[Excerpt from a dataset]

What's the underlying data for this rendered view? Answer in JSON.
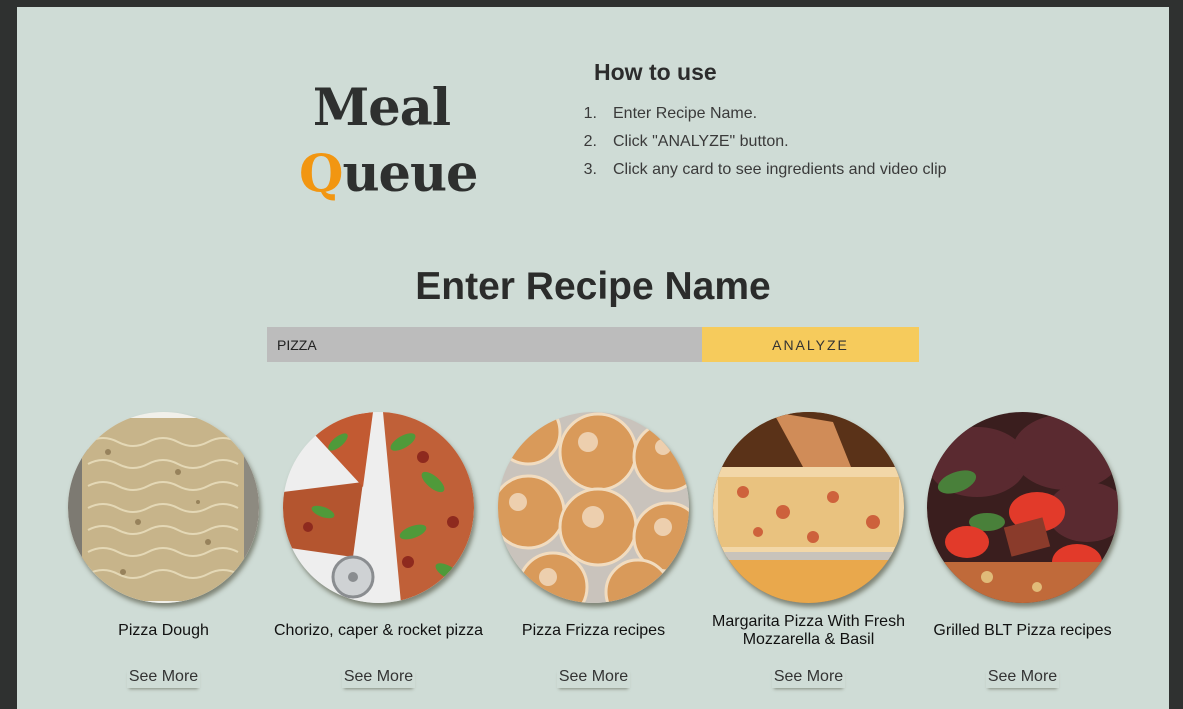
{
  "logo": {
    "line1": "Meal",
    "q_letter": "Q",
    "line2_rest": "ueue",
    "accent_color": "#f29611"
  },
  "how_to": {
    "title": "How to use",
    "steps": [
      {
        "num": "1.",
        "text": "Enter Recipe Name."
      },
      {
        "num": "2.",
        "text": "Click \"ANALYZE\" button."
      },
      {
        "num": "3.",
        "text": "Click any card to see ingredients and video clip"
      }
    ]
  },
  "search": {
    "title": "Enter Recipe Name",
    "value": "PIZZA",
    "button_label": "ANALYZE",
    "button_color": "#f6cb5c"
  },
  "cards": [
    {
      "title": "Pizza Dough",
      "more": "See More",
      "image": "pizza-dough-photo"
    },
    {
      "title": "Chorizo, caper & rocket pizza",
      "more": "See More",
      "image": "chorizo-pizza-photo"
    },
    {
      "title": "Pizza Frizza recipes",
      "more": "See More",
      "image": "pizza-frizza-photo"
    },
    {
      "title": "Margarita Pizza With Fresh Mozzarella & Basil",
      "more": "See More",
      "image": "margarita-pizza-photo"
    },
    {
      "title": "Grilled BLT Pizza recipes",
      "more": "See More",
      "image": "blt-pizza-photo"
    }
  ]
}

▶ GIVEN INSTRUCTION
Copy the records exactly as they appear, excluding images.

▶ THE RESULT
What's the underlying data for this rendered view? Answer in JSON.
{
  "logo": {
    "line1": "Meal",
    "q_letter": "Q",
    "line2_rest": "ueue",
    "accent_color": "#f29611"
  },
  "how_to": {
    "title": "How to use",
    "steps": [
      {
        "num": "1.",
        "text": "Enter Recipe Name."
      },
      {
        "num": "2.",
        "text": "Click \"ANALYZE\" button."
      },
      {
        "num": "3.",
        "text": "Click any card to see ingredients and video clip"
      }
    ]
  },
  "search": {
    "title": "Enter Recipe Name",
    "value": "PIZZA",
    "button_label": "ANALYZE",
    "button_color": "#f6cb5c"
  },
  "cards": [
    {
      "title": "Pizza Dough",
      "more": "See More",
      "image": "pizza-dough-photo"
    },
    {
      "title": "Chorizo, caper & rocket pizza",
      "more": "See More",
      "image": "chorizo-pizza-photo"
    },
    {
      "title": "Pizza Frizza recipes",
      "more": "See More",
      "image": "pizza-frizza-photo"
    },
    {
      "title": "Margarita Pizza With Fresh Mozzarella & Basil",
      "more": "See More",
      "image": "margarita-pizza-photo"
    },
    {
      "title": "Grilled BLT Pizza recipes",
      "more": "See More",
      "image": "blt-pizza-photo"
    }
  ]
}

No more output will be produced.